Reproduce the data below in full and exclude every picture.

* [TASK INPUT]:
_ _ _ _ _ _ _
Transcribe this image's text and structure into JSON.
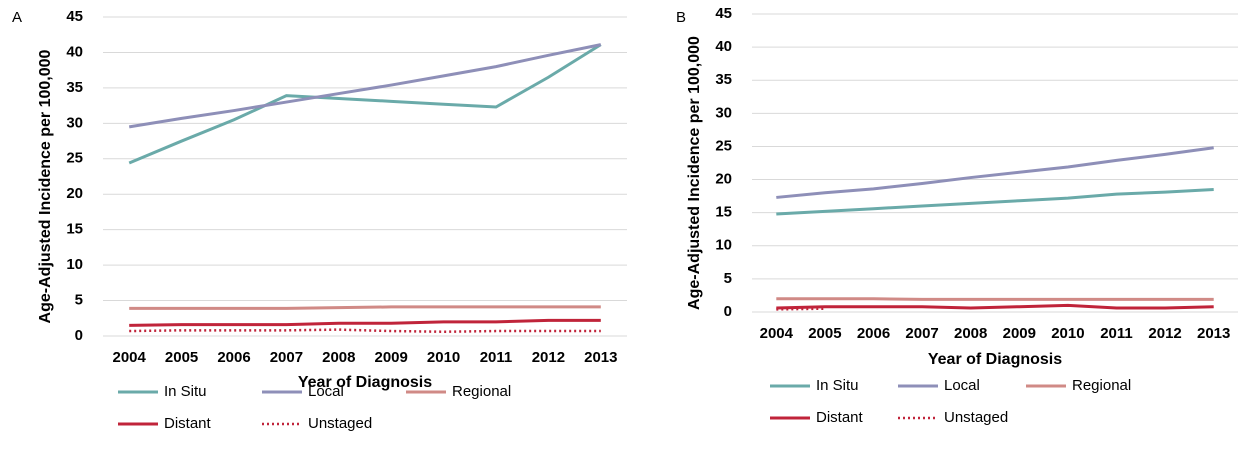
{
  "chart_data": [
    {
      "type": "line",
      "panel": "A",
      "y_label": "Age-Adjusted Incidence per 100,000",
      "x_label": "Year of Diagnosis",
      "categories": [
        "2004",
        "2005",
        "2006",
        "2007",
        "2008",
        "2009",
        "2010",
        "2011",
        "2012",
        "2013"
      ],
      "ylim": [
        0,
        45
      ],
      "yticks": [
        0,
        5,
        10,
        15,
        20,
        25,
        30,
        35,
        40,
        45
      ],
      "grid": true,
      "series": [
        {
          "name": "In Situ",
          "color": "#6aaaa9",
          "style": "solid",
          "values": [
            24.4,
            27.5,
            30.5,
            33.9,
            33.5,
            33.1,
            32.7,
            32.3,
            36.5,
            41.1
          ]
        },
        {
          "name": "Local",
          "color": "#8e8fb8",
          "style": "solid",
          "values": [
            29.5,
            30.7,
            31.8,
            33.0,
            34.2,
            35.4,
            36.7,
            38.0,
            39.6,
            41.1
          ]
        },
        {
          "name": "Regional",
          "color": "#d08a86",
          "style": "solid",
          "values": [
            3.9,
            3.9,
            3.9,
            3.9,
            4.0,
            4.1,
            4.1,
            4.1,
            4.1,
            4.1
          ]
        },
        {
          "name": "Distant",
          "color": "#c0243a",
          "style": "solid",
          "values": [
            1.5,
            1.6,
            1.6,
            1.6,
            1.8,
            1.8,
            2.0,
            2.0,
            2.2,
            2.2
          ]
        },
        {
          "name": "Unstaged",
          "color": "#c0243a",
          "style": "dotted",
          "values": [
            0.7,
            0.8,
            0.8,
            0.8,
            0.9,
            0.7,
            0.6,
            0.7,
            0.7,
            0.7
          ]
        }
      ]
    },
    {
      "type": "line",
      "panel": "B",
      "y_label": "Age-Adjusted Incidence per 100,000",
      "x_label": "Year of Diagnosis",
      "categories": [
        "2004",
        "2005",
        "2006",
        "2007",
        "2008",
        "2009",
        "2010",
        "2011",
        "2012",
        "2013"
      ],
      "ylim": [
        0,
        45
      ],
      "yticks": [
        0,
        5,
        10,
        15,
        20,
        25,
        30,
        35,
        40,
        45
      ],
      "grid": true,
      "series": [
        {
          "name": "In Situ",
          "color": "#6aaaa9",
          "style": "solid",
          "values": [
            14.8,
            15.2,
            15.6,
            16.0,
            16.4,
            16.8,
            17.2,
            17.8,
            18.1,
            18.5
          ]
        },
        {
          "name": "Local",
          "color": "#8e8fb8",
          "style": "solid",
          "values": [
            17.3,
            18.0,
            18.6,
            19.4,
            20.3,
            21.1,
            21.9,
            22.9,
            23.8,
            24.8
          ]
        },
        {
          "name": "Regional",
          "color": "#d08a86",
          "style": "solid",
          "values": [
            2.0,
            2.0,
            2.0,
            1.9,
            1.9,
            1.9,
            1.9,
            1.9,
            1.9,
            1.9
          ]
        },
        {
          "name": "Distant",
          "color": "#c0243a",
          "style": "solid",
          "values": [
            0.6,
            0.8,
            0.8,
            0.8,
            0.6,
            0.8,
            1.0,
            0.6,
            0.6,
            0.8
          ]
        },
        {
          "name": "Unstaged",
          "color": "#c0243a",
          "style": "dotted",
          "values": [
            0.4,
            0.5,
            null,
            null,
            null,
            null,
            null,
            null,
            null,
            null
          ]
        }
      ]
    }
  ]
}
_ _ _ _ _ _ _
* [THE RESPONSE]:
Transcribe this image's text and structure into JSON.
{
  "chart_data": [
    {
      "type": "line",
      "panel": "A",
      "y_label": "Age-Adjusted Incidence per 100,000",
      "x_label": "Year of Diagnosis",
      "categories": [
        "2004",
        "2005",
        "2006",
        "2007",
        "2008",
        "2009",
        "2010",
        "2011",
        "2012",
        "2013"
      ],
      "ylim": [
        0,
        45
      ],
      "yticks": [
        0,
        5,
        10,
        15,
        20,
        25,
        30,
        35,
        40,
        45
      ],
      "grid": true,
      "series": [
        {
          "name": "In Situ",
          "color": "#6aaaa9",
          "style": "solid",
          "values": [
            24.4,
            27.5,
            30.5,
            33.9,
            33.5,
            33.1,
            32.7,
            32.3,
            36.5,
            41.1
          ]
        },
        {
          "name": "Local",
          "color": "#8e8fb8",
          "style": "solid",
          "values": [
            29.5,
            30.7,
            31.8,
            33.0,
            34.2,
            35.4,
            36.7,
            38.0,
            39.6,
            41.1
          ]
        },
        {
          "name": "Regional",
          "color": "#d08a86",
          "style": "solid",
          "values": [
            3.9,
            3.9,
            3.9,
            3.9,
            4.0,
            4.1,
            4.1,
            4.1,
            4.1,
            4.1
          ]
        },
        {
          "name": "Distant",
          "color": "#c0243a",
          "style": "solid",
          "values": [
            1.5,
            1.6,
            1.6,
            1.6,
            1.8,
            1.8,
            2.0,
            2.0,
            2.2,
            2.2
          ]
        },
        {
          "name": "Unstaged",
          "color": "#c0243a",
          "style": "dotted",
          "values": [
            0.7,
            0.8,
            0.8,
            0.8,
            0.9,
            0.7,
            0.6,
            0.7,
            0.7,
            0.7
          ]
        }
      ]
    },
    {
      "type": "line",
      "panel": "B",
      "y_label": "Age-Adjusted Incidence per 100,000",
      "x_label": "Year of Diagnosis",
      "categories": [
        "2004",
        "2005",
        "2006",
        "2007",
        "2008",
        "2009",
        "2010",
        "2011",
        "2012",
        "2013"
      ],
      "ylim": [
        0,
        45
      ],
      "yticks": [
        0,
        5,
        10,
        15,
        20,
        25,
        30,
        35,
        40,
        45
      ],
      "grid": true,
      "series": [
        {
          "name": "In Situ",
          "color": "#6aaaa9",
          "style": "solid",
          "values": [
            14.8,
            15.2,
            15.6,
            16.0,
            16.4,
            16.8,
            17.2,
            17.8,
            18.1,
            18.5
          ]
        },
        {
          "name": "Local",
          "color": "#8e8fb8",
          "style": "solid",
          "values": [
            17.3,
            18.0,
            18.6,
            19.4,
            20.3,
            21.1,
            21.9,
            22.9,
            23.8,
            24.8
          ]
        },
        {
          "name": "Regional",
          "color": "#d08a86",
          "style": "solid",
          "values": [
            2.0,
            2.0,
            2.0,
            1.9,
            1.9,
            1.9,
            1.9,
            1.9,
            1.9,
            1.9
          ]
        },
        {
          "name": "Distant",
          "color": "#c0243a",
          "style": "solid",
          "values": [
            0.6,
            0.8,
            0.8,
            0.8,
            0.6,
            0.8,
            1.0,
            0.6,
            0.6,
            0.8
          ]
        },
        {
          "name": "Unstaged",
          "color": "#c0243a",
          "style": "dotted",
          "values": [
            0.4,
            0.5,
            null,
            null,
            null,
            null,
            null,
            null,
            null,
            null
          ]
        }
      ]
    }
  ]
}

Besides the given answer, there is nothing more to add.